SUPPLIED INFORMATION:
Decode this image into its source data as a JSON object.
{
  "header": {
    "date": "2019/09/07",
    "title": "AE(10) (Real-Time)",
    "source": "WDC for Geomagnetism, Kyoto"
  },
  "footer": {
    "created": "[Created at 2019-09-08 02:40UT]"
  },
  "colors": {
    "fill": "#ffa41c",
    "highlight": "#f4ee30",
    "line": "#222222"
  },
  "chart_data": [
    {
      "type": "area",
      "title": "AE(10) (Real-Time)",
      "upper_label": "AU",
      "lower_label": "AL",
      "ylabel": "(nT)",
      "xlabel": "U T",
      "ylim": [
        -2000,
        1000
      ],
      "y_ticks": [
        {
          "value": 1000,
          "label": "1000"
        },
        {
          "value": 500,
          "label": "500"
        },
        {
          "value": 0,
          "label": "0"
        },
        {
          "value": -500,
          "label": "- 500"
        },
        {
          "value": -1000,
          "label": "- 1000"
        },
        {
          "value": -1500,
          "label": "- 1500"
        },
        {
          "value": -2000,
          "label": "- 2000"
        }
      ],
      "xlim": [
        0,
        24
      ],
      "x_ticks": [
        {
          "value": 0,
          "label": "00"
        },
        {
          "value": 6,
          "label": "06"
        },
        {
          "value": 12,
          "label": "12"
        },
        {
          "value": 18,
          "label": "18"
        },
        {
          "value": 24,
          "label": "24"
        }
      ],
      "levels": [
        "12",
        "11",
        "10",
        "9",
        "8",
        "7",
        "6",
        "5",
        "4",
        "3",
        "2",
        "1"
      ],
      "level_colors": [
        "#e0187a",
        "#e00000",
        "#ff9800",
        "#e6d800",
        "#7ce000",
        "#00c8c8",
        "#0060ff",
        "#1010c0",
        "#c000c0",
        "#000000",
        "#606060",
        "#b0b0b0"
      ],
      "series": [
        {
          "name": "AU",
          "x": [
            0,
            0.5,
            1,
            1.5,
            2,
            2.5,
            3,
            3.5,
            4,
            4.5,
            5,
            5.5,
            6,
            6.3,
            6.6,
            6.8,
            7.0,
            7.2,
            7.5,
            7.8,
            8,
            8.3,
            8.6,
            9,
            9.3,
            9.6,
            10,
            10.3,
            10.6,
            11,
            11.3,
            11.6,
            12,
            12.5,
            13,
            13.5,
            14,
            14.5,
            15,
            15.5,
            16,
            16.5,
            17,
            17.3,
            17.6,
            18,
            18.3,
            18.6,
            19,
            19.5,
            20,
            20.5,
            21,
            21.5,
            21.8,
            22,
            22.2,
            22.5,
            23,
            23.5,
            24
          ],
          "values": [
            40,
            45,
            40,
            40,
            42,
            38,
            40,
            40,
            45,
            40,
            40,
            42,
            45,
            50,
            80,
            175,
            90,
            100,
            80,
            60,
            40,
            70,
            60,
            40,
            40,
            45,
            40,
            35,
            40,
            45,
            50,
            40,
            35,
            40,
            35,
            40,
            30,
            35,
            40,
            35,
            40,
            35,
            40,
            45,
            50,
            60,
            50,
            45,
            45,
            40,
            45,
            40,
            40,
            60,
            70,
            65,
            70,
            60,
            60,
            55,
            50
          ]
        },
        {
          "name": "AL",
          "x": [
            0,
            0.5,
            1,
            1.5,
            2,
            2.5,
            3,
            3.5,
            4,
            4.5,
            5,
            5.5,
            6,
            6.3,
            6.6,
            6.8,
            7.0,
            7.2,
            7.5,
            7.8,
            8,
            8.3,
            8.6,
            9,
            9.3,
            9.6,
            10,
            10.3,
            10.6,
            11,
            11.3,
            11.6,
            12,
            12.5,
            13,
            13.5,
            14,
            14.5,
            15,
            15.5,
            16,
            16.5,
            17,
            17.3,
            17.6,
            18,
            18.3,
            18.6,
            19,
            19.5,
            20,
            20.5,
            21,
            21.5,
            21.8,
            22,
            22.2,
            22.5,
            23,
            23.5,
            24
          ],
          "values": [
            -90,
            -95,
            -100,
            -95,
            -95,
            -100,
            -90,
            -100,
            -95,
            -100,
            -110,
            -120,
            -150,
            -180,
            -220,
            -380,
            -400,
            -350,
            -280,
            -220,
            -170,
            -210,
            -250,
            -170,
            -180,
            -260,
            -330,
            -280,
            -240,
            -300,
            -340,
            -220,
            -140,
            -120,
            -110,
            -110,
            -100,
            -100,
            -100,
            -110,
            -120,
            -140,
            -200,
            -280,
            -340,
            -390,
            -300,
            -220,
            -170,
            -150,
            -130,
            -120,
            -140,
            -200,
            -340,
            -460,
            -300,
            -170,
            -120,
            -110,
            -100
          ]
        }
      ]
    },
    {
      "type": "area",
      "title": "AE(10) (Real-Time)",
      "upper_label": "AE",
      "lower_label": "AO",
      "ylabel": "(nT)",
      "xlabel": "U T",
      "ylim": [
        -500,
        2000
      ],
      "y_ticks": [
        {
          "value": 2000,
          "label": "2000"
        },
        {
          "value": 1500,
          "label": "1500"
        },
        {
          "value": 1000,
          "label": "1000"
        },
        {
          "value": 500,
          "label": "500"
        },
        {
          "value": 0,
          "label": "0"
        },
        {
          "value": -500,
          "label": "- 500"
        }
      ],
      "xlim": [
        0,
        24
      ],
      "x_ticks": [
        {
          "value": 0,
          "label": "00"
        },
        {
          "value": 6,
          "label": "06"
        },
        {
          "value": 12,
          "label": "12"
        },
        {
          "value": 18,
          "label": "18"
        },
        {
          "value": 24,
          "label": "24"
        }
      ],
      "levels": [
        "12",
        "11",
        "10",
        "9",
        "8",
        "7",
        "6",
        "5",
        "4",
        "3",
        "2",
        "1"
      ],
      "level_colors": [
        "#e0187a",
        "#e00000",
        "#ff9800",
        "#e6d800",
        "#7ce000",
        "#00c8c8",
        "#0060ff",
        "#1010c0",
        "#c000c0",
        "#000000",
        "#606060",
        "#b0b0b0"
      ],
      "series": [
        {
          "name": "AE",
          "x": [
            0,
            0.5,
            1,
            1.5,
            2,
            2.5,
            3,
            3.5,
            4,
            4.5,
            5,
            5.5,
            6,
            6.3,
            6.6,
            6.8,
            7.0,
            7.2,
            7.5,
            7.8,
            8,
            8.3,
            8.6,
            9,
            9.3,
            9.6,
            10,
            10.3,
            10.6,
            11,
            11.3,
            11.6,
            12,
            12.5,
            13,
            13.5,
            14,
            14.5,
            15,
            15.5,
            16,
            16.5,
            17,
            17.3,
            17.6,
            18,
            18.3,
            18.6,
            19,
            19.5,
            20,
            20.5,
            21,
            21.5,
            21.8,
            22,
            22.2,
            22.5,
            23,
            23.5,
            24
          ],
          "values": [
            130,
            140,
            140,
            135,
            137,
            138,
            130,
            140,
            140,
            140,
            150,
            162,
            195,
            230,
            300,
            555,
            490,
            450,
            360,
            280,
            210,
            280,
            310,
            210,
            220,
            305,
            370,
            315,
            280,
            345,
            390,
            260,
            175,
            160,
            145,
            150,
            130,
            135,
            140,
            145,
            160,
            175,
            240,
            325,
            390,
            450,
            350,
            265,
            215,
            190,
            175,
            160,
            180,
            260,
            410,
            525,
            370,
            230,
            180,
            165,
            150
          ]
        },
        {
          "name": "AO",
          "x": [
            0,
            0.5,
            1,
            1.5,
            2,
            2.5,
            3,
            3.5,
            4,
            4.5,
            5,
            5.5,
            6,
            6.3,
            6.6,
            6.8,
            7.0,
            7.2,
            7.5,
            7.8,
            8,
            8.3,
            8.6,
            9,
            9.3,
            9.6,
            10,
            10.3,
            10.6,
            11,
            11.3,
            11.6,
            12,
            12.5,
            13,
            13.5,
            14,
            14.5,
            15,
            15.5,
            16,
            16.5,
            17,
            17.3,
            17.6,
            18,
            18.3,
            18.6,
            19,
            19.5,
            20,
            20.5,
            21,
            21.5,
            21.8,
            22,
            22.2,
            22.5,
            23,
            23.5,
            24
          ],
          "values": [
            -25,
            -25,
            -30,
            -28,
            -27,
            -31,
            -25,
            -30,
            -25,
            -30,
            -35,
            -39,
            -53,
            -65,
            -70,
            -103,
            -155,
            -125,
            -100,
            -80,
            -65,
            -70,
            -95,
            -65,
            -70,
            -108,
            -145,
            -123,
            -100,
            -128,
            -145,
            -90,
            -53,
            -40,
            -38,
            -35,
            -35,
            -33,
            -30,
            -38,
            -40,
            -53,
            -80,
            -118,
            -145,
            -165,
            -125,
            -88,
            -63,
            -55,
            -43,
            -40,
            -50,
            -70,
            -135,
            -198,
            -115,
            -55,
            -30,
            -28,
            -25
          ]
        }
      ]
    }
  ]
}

YOUR TASK: From the data, list each line in which the string "source" appears.

SOLUTION FOR THIS EXERCISE:
Decode this image into its source data as a JSON object.
    "source": "WDC for Geomagnetism, Kyoto"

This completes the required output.